Return the records, each one exactly as written.

===== Provided data

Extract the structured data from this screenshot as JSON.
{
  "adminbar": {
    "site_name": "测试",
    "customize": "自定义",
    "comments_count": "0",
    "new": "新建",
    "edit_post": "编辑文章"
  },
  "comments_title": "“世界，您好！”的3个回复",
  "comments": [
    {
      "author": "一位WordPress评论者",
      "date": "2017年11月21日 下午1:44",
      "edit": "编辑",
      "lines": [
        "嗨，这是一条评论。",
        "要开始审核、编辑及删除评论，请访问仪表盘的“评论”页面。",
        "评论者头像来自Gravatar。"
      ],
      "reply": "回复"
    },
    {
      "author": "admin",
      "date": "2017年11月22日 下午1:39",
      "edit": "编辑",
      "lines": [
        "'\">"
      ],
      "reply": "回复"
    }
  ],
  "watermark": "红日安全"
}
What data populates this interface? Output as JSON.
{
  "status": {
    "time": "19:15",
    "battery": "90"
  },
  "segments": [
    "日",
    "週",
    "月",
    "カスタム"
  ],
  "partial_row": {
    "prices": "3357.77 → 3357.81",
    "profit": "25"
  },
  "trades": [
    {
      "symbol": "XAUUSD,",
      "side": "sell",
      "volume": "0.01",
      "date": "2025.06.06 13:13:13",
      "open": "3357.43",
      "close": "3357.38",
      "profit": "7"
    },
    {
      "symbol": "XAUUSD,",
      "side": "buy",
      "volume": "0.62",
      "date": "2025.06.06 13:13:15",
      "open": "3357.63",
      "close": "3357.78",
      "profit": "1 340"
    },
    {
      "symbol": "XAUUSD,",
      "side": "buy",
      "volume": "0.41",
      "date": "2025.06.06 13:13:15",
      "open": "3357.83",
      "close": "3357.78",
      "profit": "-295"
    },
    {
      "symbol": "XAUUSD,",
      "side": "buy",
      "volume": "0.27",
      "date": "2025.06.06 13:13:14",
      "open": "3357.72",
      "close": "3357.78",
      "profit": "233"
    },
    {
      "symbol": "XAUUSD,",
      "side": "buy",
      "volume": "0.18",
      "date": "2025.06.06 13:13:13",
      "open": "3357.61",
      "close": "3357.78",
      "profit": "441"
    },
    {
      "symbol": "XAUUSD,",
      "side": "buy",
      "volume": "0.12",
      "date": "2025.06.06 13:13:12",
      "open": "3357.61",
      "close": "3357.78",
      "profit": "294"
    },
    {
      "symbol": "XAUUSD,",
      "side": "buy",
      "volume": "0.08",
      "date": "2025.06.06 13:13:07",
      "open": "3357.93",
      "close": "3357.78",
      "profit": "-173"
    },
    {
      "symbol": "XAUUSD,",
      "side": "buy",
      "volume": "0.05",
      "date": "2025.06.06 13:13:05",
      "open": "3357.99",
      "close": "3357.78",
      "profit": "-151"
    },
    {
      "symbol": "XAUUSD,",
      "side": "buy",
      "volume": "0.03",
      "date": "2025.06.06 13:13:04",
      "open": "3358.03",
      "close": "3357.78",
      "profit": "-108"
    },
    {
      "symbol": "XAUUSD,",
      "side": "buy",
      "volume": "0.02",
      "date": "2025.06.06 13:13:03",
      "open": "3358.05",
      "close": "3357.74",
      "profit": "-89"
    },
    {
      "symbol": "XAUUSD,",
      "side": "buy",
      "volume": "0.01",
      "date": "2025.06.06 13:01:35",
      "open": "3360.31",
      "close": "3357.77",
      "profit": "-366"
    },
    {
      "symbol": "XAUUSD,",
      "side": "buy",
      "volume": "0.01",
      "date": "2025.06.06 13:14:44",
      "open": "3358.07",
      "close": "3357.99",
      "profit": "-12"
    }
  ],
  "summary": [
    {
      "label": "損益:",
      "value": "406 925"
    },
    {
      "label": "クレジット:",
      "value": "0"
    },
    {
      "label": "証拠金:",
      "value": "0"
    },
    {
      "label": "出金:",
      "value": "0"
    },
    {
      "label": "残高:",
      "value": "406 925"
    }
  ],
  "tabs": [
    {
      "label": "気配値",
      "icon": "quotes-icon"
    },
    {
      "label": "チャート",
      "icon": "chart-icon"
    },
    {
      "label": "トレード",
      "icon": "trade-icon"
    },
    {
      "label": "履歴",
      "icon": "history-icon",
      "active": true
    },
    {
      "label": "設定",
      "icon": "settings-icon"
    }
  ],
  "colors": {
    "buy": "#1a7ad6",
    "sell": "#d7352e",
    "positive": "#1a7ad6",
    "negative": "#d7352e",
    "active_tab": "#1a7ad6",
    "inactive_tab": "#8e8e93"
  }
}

==========

### Answer for the task
Extract the structured data from this screenshot as JSON.
{
  "adminbar": {
    "site_name": "测试",
    "customize": "自定义",
    "comments_count": "0",
    "new": "新建",
    "edit_post": "编辑文章"
  },
  "comments_title": "“世界，您好！”的3个回复",
  "comments": [
    {
      "author": "一位WordPress评论者",
      "date": "2017年11月21日 下午1:44",
      "edit": "编辑",
      "lines": [
        "嗨，这是一条评论。",
        "要开始审核、编辑及删除评论，请访问仪表盘的“评论”页面。",
        "评论者头像来自Gravatar。"
      ],
      "reply": "回复"
    },
    {
      "author": "admin",
      "date": "2017年11月22日 下午1:39",
      "edit": "编辑",
      "lines": [
        "'\">"
      ],
      "reply": "回复"
    }
  ],
  "watermark": "红日安全"
}
What data populates this interface? Output as JSON.
{
  "status": {
    "time": "19:15",
    "battery": "90"
  },
  "segments": [
    "日",
    "週",
    "月",
    "カスタム"
  ],
  "partial_row": {
    "prices": "3357.77 → 3357.81",
    "profit": "25"
  },
  "trades": [
    {
      "symbol": "XAUUSD,",
      "side": "sell",
      "volume": "0.01",
      "date": "2025.06.06 13:13:13",
      "open": "3357.43",
      "close": "3357.38",
      "profit": "7"
    },
    {
      "symbol": "XAUUSD,",
      "side": "buy",
      "volume": "0.62",
      "date": "2025.06.06 13:13:15",
      "open": "3357.63",
      "close": "3357.78",
      "profit": "1 340"
    },
    {
      "symbol": "XAUUSD,",
      "side": "buy",
      "volume": "0.41",
      "date": "2025.06.06 13:13:15",
      "open": "3357.83",
      "close": "3357.78",
      "profit": "-295"
    },
    {
      "symbol": "XAUUSD,",
      "side": "buy",
      "volume": "0.27",
      "date": "2025.06.06 13:13:14",
      "open": "3357.72",
      "close": "3357.78",
      "profit": "233"
    },
    {
      "symbol": "XAUUSD,",
      "side": "buy",
      "volume": "0.18",
      "date": "2025.06.06 13:13:13",
      "open": "3357.61",
      "close": "3357.78",
      "profit": "441"
    },
    {
      "symbol": "XAUUSD,",
      "side": "buy",
      "volume": "0.12",
      "date": "2025.06.06 13:13:12",
      "open": "3357.61",
      "close": "3357.78",
      "profit": "294"
    },
    {
      "symbol": "XAUUSD,",
      "side": "buy",
      "volume": "0.08",
      "date": "2025.06.06 13:13:07",
      "open": "3357.93",
      "close": "3357.78",
      "profit": "-173"
    },
    {
      "symbol": "XAUUSD,",
      "side": "buy",
      "volume": "0.05",
      "date": "2025.06.06 13:13:05",
      "open": "3357.99",
      "close": "3357.78",
      "profit": "-151"
    },
    {
      "symbol": "XAUUSD,",
      "side": "buy",
      "volume": "0.03",
      "date": "2025.06.06 13:13:04",
      "open": "3358.03",
      "close": "3357.78",
      "profit": "-108"
    },
    {
      "symbol": "XAUUSD,",
      "side": "buy",
      "volume": "0.02",
      "date": "2025.06.06 13:13:03",
      "open": "3358.05",
      "close": "3357.74",
      "profit": "-89"
    },
    {
      "symbol": "XAUUSD,",
      "side": "buy",
      "volume": "0.01",
      "date": "2025.06.06 13:01:35",
      "open": "3360.31",
      "close": "3357.77",
      "profit": "-366"
    },
    {
      "symbol": "XAUUSD,",
      "side": "buy",
      "volume": "0.01",
      "date": "2025.06.06 13:14:44",
      "open": "3358.07",
      "close": "3357.99",
      "profit": "-12"
    }
  ],
  "summary": [
    {
      "label": "損益:",
      "value": "406 925"
    },
    {
      "label": "クレジット:",
      "value": "0"
    },
    {
      "label": "証拠金:",
      "value": "0"
    },
    {
      "label": "出金:",
      "value": "0"
    },
    {
      "label": "残高:",
      "value": "406 925"
    }
  ],
  "tabs": [
    {
      "label": "気配値",
      "icon": "quotes-icon"
    },
    {
      "label": "チャート",
      "icon": "chart-icon"
    },
    {
      "label": "トレード",
      "icon": "trade-icon"
    },
    {
      "label": "履歴",
      "icon": "history-icon",
      "active": true
    },
    {
      "label": "設定",
      "icon": "settings-icon"
    }
  ],
  "colors": {
    "buy": "#1a7ad6",
    "sell": "#d7352e",
    "positive": "#1a7ad6",
    "negative": "#d7352e",
    "active_tab": "#1a7ad6",
    "inactive_tab": "#8e8e93"
  }
}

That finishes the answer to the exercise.